Find every line in the material below that contains the string "labels". Copy each of those lines out in full.
'''
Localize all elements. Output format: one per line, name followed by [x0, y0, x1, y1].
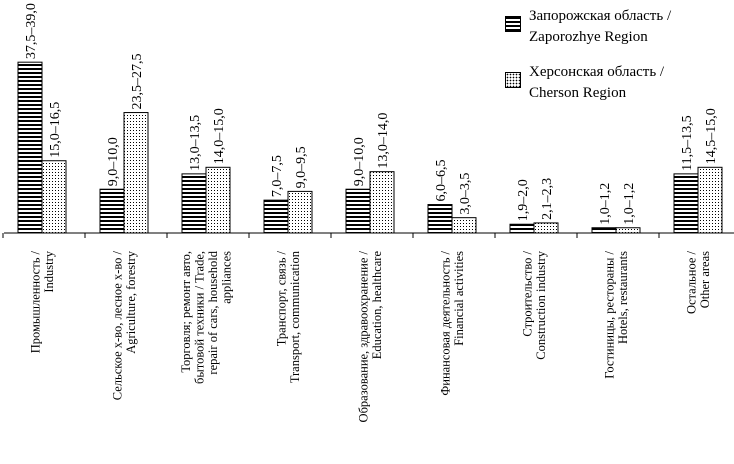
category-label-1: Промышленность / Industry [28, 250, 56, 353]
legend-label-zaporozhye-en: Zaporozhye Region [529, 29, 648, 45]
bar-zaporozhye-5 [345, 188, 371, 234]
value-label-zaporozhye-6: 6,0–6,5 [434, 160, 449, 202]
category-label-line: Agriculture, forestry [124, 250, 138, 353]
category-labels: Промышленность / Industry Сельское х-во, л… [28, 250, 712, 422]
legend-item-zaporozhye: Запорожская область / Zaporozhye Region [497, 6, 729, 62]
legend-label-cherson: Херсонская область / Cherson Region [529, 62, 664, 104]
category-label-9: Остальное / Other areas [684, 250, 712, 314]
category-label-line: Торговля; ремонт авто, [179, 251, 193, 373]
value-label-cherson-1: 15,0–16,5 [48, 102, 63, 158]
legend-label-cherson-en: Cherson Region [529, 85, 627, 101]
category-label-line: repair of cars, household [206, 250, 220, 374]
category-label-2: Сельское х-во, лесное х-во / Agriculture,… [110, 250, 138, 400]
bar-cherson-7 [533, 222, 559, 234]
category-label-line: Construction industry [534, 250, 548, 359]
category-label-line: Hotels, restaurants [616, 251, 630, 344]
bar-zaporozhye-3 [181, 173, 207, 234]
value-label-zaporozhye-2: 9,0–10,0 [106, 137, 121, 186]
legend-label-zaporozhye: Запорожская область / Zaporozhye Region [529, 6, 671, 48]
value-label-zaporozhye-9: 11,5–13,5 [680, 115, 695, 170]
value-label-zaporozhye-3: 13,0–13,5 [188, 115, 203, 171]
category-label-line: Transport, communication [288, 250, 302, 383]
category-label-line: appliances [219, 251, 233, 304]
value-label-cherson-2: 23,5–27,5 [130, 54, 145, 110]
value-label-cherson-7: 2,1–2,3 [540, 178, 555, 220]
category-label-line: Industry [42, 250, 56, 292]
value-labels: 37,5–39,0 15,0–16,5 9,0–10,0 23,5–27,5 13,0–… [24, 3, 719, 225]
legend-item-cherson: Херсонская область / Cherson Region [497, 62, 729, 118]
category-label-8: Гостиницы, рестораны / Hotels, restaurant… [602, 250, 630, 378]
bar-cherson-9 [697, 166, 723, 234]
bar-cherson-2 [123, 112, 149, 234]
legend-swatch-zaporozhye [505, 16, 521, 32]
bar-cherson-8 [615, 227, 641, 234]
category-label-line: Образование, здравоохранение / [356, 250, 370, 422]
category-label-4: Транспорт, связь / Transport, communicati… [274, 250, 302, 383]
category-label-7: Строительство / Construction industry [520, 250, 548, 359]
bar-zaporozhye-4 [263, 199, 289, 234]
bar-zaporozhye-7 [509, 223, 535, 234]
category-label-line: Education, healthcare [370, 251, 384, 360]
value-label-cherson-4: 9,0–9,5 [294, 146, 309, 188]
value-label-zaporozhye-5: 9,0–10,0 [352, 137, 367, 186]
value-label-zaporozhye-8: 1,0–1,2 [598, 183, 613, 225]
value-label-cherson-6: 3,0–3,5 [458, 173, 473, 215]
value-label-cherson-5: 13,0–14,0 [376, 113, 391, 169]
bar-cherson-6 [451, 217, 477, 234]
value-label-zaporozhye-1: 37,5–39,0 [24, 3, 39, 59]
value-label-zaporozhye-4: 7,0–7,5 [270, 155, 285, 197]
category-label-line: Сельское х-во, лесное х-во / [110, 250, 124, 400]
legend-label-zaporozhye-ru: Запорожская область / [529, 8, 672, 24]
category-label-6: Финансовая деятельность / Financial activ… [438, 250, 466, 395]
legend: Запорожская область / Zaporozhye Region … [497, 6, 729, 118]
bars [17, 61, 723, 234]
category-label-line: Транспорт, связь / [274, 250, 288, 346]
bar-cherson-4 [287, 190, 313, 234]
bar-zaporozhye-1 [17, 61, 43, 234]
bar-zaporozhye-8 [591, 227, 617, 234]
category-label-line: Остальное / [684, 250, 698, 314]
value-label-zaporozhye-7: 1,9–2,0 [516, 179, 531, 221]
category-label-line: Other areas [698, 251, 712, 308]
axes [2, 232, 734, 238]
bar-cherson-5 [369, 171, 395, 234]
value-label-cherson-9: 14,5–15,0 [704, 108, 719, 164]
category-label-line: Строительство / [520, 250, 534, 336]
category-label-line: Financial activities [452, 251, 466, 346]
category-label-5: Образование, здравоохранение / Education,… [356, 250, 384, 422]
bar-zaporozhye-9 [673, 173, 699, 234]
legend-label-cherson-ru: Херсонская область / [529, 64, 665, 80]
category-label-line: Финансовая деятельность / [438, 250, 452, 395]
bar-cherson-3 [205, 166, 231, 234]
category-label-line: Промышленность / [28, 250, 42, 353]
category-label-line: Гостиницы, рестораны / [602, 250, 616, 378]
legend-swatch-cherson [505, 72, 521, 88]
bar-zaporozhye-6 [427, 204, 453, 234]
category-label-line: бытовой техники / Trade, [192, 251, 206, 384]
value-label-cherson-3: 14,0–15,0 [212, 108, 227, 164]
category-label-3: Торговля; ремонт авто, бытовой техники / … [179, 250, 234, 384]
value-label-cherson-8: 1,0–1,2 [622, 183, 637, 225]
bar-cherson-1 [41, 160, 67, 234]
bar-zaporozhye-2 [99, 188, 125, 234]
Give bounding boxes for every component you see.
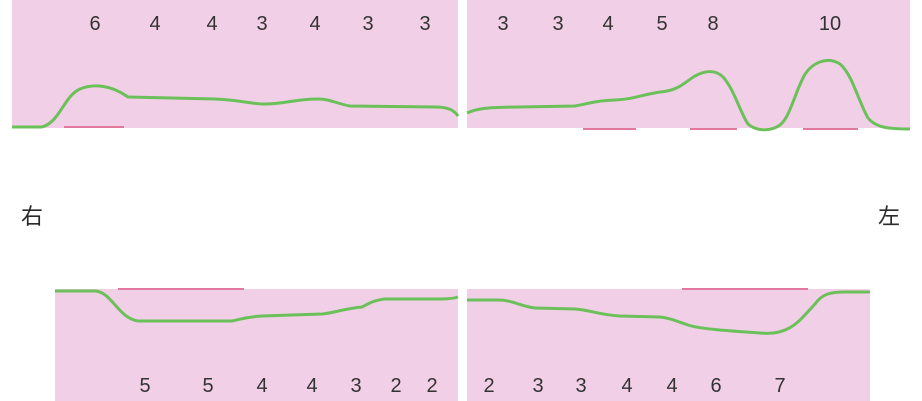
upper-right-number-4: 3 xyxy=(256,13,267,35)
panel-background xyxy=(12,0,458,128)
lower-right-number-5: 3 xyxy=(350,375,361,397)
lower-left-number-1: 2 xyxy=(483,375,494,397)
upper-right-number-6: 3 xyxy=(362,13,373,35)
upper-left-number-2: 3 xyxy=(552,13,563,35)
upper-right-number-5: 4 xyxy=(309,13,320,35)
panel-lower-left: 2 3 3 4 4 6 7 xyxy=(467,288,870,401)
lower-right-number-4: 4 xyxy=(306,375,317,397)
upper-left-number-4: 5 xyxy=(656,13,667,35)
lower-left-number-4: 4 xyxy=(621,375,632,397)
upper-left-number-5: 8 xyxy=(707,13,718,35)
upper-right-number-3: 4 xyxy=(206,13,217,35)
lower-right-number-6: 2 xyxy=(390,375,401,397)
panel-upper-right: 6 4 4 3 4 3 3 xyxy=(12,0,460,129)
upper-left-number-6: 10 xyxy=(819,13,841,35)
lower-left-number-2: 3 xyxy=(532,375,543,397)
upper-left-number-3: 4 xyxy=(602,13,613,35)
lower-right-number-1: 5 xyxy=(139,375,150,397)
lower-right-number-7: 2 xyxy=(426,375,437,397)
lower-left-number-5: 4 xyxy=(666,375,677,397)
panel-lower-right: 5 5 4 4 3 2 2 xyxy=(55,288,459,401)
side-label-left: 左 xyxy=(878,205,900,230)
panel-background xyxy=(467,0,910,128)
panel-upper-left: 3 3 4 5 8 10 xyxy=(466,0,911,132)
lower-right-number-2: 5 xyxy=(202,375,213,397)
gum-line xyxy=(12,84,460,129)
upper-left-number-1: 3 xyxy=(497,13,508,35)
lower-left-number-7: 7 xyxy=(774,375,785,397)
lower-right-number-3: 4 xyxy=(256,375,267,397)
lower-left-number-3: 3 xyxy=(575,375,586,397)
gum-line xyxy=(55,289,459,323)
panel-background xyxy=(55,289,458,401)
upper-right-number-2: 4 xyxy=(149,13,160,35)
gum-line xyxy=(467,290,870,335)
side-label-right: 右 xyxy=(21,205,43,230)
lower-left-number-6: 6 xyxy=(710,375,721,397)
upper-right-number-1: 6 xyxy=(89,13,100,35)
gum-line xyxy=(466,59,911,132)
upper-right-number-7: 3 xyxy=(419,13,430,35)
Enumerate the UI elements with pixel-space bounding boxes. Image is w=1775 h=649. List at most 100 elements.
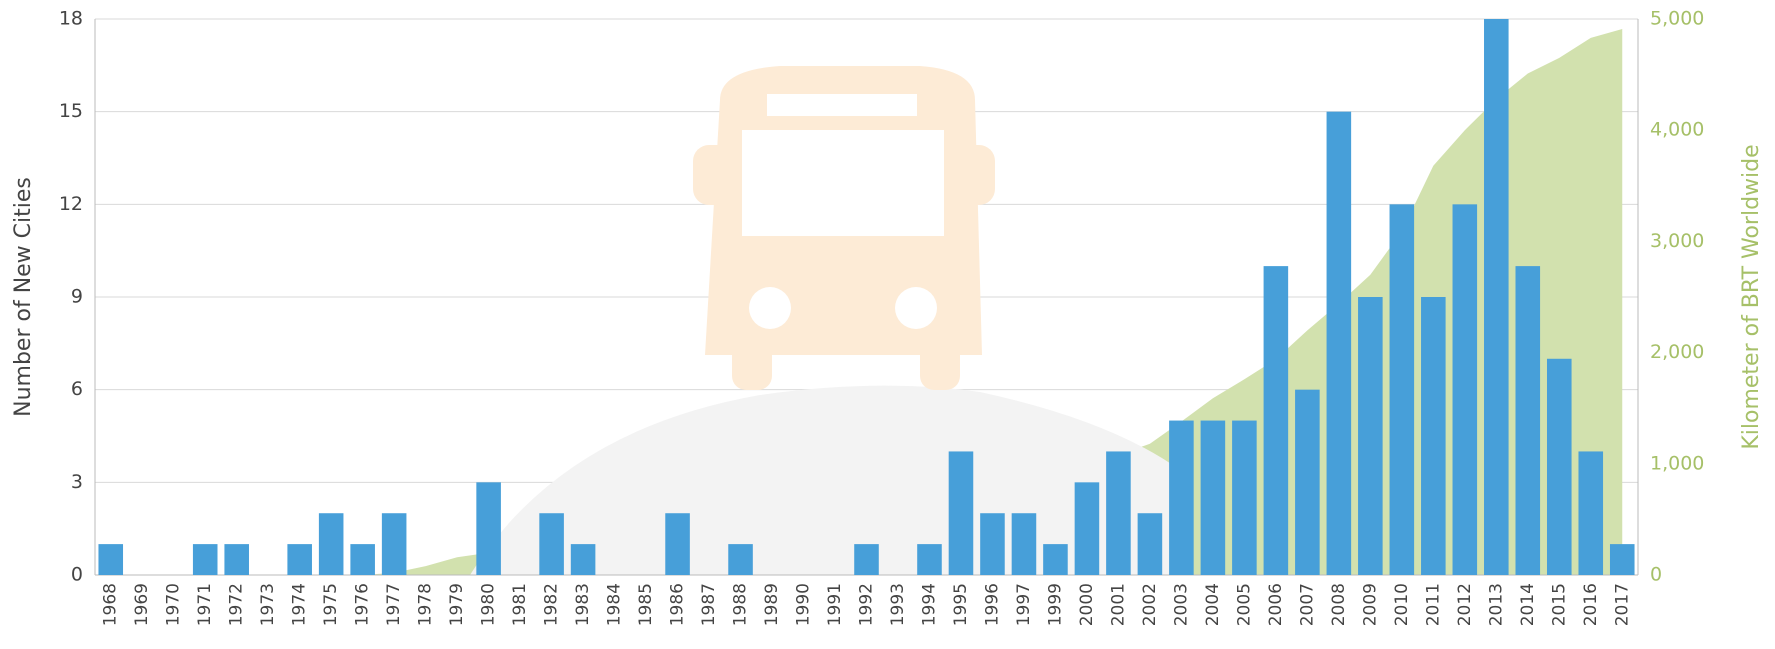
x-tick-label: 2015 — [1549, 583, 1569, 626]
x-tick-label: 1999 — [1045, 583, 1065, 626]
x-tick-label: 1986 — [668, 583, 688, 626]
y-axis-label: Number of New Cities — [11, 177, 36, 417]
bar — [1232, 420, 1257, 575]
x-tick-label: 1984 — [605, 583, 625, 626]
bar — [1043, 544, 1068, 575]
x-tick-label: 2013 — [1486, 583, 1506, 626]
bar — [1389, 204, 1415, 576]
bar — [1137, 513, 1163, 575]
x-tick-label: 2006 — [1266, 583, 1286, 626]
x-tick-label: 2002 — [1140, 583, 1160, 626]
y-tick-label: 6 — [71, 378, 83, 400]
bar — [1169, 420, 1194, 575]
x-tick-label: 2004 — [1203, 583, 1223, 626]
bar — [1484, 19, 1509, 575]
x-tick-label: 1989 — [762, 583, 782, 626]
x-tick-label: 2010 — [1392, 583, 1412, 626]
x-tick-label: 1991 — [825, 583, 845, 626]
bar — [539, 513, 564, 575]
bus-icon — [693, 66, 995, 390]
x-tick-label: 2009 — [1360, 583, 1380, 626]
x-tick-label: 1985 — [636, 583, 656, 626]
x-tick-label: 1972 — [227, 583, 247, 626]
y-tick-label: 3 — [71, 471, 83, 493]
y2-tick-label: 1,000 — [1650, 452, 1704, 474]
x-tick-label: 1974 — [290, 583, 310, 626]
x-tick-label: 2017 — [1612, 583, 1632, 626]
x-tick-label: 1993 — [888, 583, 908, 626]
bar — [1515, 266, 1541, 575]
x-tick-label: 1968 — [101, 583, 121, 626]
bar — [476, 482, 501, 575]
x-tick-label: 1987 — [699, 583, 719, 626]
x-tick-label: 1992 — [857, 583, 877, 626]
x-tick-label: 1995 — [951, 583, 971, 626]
'''
• [Reply]:
category-labels: Промышленность / Industry Сельское х-во, л… [28, 250, 712, 422]
value-labels: 37,5–39,0 15,0–16,5 9,0–10,0 23,5–27,5 13,0–… [24, 3, 719, 225]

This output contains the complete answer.